## BEGIN

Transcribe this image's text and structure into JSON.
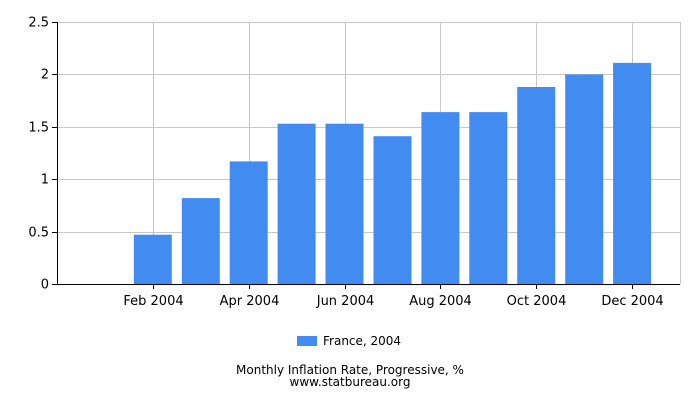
{
  "colors": {
    "bar": "#428BF0",
    "grid": "#c8c8c8",
    "axis": "#000000"
  },
  "chart_data": {
    "type": "bar",
    "categories": [
      "Jan 2004",
      "Feb 2004",
      "Mar 2004",
      "Apr 2004",
      "May 2004",
      "Jun 2004",
      "Jul 2004",
      "Aug 2004",
      "Sep 2004",
      "Oct 2004",
      "Nov 2004",
      "Dec 2004"
    ],
    "x_tick_labels": [
      "Feb 2004",
      "Apr 2004",
      "Jun 2004",
      "Aug 2004",
      "Oct 2004",
      "Dec 2004"
    ],
    "series": [
      {
        "name": "France, 2004",
        "values": [
          0,
          0.47,
          0.82,
          1.17,
          1.53,
          1.53,
          1.41,
          1.64,
          1.64,
          1.88,
          2.0,
          2.11
        ]
      }
    ],
    "ylim": [
      0,
      2.5
    ],
    "y_ticks": [
      0,
      0.5,
      1,
      1.5,
      2,
      2.5
    ],
    "y_tick_labels": [
      "0",
      "0.5",
      "1",
      "1.5",
      "2",
      "2.5"
    ],
    "grid": true,
    "legend_position": "bottom-center",
    "title": "Monthly Inflation Rate, Progressive, %",
    "source": "www.statbureau.org"
  }
}
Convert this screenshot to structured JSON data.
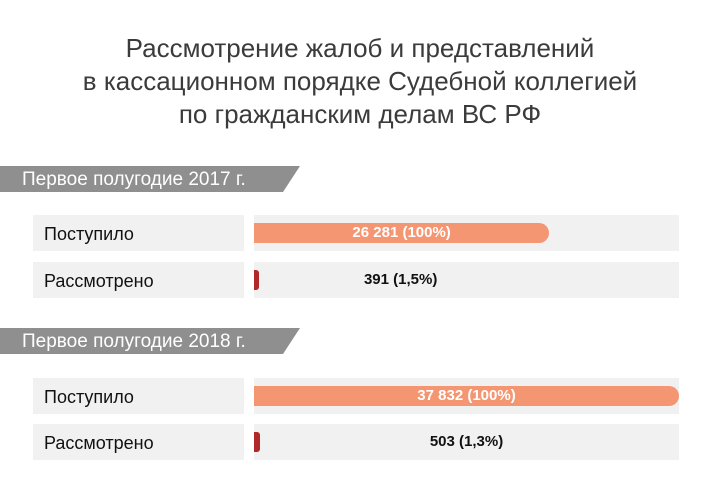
{
  "title_lines": [
    "Рассмотрение жалоб и представлений",
    "в кассационном порядке Судебной коллегией",
    "по гражданским делам ВС РФ"
  ],
  "colors": {
    "received": "#f59673",
    "reviewed": "#b0282a",
    "section_tag": "#8f8f8f",
    "row_bg": "#f1f1f1"
  },
  "chart_data": {
    "type": "bar",
    "orientation": "horizontal",
    "title": "Рассмотрение жалоб и представлений в кассационном порядке Судебной коллегией по гражданским делам ВС РФ",
    "xlim": [
      0,
      37832
    ],
    "grid": false,
    "groups": [
      {
        "label": "Первое полугодие 2017 г.",
        "rows": [
          {
            "category": "Поступило",
            "value": 26281,
            "label": "26 281 (100%)",
            "color": "#f59673"
          },
          {
            "category": "Рассмотрено",
            "value": 391,
            "label": "391 (1,5%)",
            "color": "#b0282a"
          }
        ]
      },
      {
        "label": "Первое полугодие 2018 г.",
        "rows": [
          {
            "category": "Поступило",
            "value": 37832,
            "label": "37 832 (100%)",
            "color": "#f59673"
          },
          {
            "category": "Рассмотрено",
            "value": 503,
            "label": "503 (1,3%)",
            "color": "#b0282a"
          }
        ]
      }
    ]
  }
}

## END

Which lines in the listing above hold the word "делам"? Show each of them.

— The output —
    "по гражданским делам ВС РФ"
    "title": "Рассмотрение жалоб и представлений в кассационном порядке Судебной коллегией по гражданским делам ВС РФ",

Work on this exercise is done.